Task to carry out:
Write each line out again exactly as written.

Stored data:
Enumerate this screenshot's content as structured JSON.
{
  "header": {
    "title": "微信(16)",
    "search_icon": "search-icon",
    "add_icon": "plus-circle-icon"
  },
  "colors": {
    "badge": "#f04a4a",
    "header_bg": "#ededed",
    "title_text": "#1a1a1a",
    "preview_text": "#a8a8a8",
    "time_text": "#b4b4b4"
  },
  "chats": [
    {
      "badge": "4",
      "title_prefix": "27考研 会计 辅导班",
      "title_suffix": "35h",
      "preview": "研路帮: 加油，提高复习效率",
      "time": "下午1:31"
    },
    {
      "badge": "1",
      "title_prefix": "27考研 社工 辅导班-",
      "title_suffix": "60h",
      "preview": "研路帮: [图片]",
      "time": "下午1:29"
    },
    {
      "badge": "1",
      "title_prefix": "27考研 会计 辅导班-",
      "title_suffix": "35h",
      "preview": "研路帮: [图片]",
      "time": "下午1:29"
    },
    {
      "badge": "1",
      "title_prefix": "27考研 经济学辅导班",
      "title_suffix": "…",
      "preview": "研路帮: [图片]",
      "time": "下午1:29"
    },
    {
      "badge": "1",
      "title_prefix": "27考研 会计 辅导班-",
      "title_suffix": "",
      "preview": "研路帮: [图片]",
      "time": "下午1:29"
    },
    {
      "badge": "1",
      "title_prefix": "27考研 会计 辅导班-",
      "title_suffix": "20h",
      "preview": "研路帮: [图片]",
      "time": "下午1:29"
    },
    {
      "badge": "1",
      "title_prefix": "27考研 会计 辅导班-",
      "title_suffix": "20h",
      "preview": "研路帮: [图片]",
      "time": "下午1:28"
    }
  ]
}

Output for this task:
Enumerate this screenshot's content as structured JSON.
{
  "header": {
    "title": "微信(16)",
    "search_icon": "search-icon",
    "add_icon": "plus-circle-icon"
  },
  "colors": {
    "badge": "#f04a4a",
    "header_bg": "#ededed",
    "title_text": "#1a1a1a",
    "preview_text": "#a8a8a8",
    "time_text": "#b4b4b4"
  },
  "chats": [
    {
      "badge": "4",
      "title_prefix": "27考研 会计 辅导班",
      "title_suffix": "35h",
      "preview": "研路帮: 加油，提高复习效率",
      "time": "下午1:31"
    },
    {
      "badge": "1",
      "title_prefix": "27考研 社工 辅导班-",
      "title_suffix": "60h",
      "preview": "研路帮: [图片]",
      "time": "下午1:29"
    },
    {
      "badge": "1",
      "title_prefix": "27考研 会计 辅导班-",
      "title_suffix": "35h",
      "preview": "研路帮: [图片]",
      "time": "下午1:29"
    },
    {
      "badge": "1",
      "title_prefix": "27考研 经济学辅导班",
      "title_suffix": "…",
      "preview": "研路帮: [图片]",
      "time": "下午1:29"
    },
    {
      "badge": "1",
      "title_prefix": "27考研 会计 辅导班-",
      "title_suffix": "",
      "preview": "研路帮: [图片]",
      "time": "下午1:29"
    },
    {
      "badge": "1",
      "title_prefix": "27考研 会计 辅导班-",
      "title_suffix": "20h",
      "preview": "研路帮: [图片]",
      "time": "下午1:29"
    },
    {
      "badge": "1",
      "title_prefix": "27考研 会计 辅导班-",
      "title_suffix": "20h",
      "preview": "研路帮: [图片]",
      "time": "下午1:28"
    }
  ]
}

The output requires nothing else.